**Tarea requerida**.
Transcribe literalmente las entradas, comenzando por la primera y terminando en la línea que contiene "add-image-button[interactable]: + Hình", ambas incluidas.

**Entradas proporcionadas**.

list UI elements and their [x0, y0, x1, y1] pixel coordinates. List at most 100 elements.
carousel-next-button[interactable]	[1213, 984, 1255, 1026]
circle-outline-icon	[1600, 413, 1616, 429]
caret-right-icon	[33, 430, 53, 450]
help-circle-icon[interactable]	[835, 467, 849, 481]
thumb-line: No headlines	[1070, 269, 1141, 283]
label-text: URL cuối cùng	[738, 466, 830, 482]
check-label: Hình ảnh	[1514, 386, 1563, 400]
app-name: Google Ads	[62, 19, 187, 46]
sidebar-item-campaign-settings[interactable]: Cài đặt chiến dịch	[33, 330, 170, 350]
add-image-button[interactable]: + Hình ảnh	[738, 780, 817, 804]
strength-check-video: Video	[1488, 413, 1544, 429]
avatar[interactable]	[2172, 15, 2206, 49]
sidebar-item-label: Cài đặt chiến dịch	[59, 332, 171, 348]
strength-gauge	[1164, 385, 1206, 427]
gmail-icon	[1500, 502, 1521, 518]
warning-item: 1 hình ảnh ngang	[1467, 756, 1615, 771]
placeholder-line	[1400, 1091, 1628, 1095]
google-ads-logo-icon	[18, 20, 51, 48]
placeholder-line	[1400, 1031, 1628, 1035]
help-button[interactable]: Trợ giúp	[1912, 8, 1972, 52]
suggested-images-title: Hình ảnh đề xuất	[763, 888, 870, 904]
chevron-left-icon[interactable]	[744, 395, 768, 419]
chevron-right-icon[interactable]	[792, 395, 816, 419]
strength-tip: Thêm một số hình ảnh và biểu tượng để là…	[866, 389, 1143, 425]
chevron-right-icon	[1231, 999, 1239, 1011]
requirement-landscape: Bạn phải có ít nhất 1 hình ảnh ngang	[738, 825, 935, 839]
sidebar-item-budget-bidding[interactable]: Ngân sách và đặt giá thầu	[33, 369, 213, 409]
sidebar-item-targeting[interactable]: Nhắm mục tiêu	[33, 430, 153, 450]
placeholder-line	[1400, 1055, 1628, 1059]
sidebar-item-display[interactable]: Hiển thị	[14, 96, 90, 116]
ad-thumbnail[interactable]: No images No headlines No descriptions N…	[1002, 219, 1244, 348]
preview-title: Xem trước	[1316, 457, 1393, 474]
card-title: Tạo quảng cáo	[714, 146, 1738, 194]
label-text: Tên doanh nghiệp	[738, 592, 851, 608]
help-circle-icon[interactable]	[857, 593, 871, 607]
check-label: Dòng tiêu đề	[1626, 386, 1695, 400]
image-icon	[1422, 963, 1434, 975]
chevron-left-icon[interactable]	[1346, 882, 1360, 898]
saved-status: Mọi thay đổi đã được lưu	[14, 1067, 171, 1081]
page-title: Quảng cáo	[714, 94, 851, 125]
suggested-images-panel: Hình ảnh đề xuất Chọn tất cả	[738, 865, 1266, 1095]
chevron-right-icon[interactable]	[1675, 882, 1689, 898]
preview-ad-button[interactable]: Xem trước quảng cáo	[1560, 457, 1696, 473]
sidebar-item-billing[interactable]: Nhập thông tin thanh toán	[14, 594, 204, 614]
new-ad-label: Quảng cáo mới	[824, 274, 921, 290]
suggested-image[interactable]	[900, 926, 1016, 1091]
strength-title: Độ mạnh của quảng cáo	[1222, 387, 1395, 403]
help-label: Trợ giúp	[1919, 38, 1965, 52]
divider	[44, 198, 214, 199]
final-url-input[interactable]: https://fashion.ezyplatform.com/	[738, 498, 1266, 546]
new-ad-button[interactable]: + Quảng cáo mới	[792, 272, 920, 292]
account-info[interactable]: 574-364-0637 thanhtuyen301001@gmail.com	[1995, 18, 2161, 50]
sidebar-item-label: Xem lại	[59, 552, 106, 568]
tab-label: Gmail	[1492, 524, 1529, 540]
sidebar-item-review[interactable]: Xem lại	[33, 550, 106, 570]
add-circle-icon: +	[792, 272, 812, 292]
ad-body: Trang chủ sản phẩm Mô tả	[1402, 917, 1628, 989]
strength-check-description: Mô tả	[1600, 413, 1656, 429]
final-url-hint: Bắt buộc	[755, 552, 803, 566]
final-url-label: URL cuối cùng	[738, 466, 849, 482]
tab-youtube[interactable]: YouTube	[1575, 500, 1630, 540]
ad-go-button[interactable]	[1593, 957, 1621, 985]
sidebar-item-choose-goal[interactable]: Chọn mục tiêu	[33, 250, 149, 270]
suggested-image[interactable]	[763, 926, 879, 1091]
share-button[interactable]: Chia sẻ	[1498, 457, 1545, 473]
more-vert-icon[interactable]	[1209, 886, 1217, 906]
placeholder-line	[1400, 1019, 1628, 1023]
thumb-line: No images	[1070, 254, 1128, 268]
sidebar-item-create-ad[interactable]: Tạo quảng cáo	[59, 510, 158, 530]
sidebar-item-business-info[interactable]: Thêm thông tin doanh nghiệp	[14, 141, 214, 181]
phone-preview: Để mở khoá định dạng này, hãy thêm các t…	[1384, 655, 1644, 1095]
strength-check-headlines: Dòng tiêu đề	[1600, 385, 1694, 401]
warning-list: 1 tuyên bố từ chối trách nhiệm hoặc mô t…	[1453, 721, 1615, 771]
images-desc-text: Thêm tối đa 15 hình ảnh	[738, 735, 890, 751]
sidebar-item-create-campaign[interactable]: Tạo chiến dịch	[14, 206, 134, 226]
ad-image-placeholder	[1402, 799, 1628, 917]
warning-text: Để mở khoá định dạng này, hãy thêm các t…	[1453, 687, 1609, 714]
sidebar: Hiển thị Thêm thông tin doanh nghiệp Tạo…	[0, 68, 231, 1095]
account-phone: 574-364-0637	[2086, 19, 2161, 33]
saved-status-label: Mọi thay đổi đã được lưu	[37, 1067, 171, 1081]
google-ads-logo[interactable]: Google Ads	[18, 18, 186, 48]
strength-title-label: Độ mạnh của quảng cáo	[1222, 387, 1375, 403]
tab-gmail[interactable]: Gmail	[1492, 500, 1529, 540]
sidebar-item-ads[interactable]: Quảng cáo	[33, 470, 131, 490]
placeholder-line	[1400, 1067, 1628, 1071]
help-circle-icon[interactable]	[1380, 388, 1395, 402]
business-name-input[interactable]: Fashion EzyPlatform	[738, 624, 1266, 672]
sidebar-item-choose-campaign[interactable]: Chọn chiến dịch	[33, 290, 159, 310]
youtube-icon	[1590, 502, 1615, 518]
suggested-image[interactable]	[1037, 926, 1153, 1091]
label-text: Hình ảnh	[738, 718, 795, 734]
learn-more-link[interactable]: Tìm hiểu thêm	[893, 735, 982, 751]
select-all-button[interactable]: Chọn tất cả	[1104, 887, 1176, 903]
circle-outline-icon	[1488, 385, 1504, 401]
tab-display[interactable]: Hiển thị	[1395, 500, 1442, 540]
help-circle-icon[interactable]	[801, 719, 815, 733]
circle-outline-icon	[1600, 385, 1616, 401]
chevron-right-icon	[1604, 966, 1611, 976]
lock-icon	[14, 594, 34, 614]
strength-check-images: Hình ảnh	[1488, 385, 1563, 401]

**Respuesta escrita**.
list UI elements and their [x0, y0, x1, y1] pixel coordinates. List at most 100 elements.
carousel-next-button[interactable]	[1213, 984, 1255, 1026]
circle-outline-icon	[1600, 413, 1616, 429]
caret-right-icon	[33, 430, 53, 450]
help-circle-icon[interactable]	[835, 467, 849, 481]
thumb-line: No headlines	[1070, 269, 1141, 283]
label-text: URL cuối cùng	[738, 466, 830, 482]
check-label: Hình ảnh	[1514, 386, 1563, 400]
app-name: Google Ads	[62, 19, 187, 46]
sidebar-item-campaign-settings[interactable]: Cài đặt chiến dịch	[33, 330, 170, 350]
add-image-button[interactable]: + Hình ảnh	[738, 780, 817, 804]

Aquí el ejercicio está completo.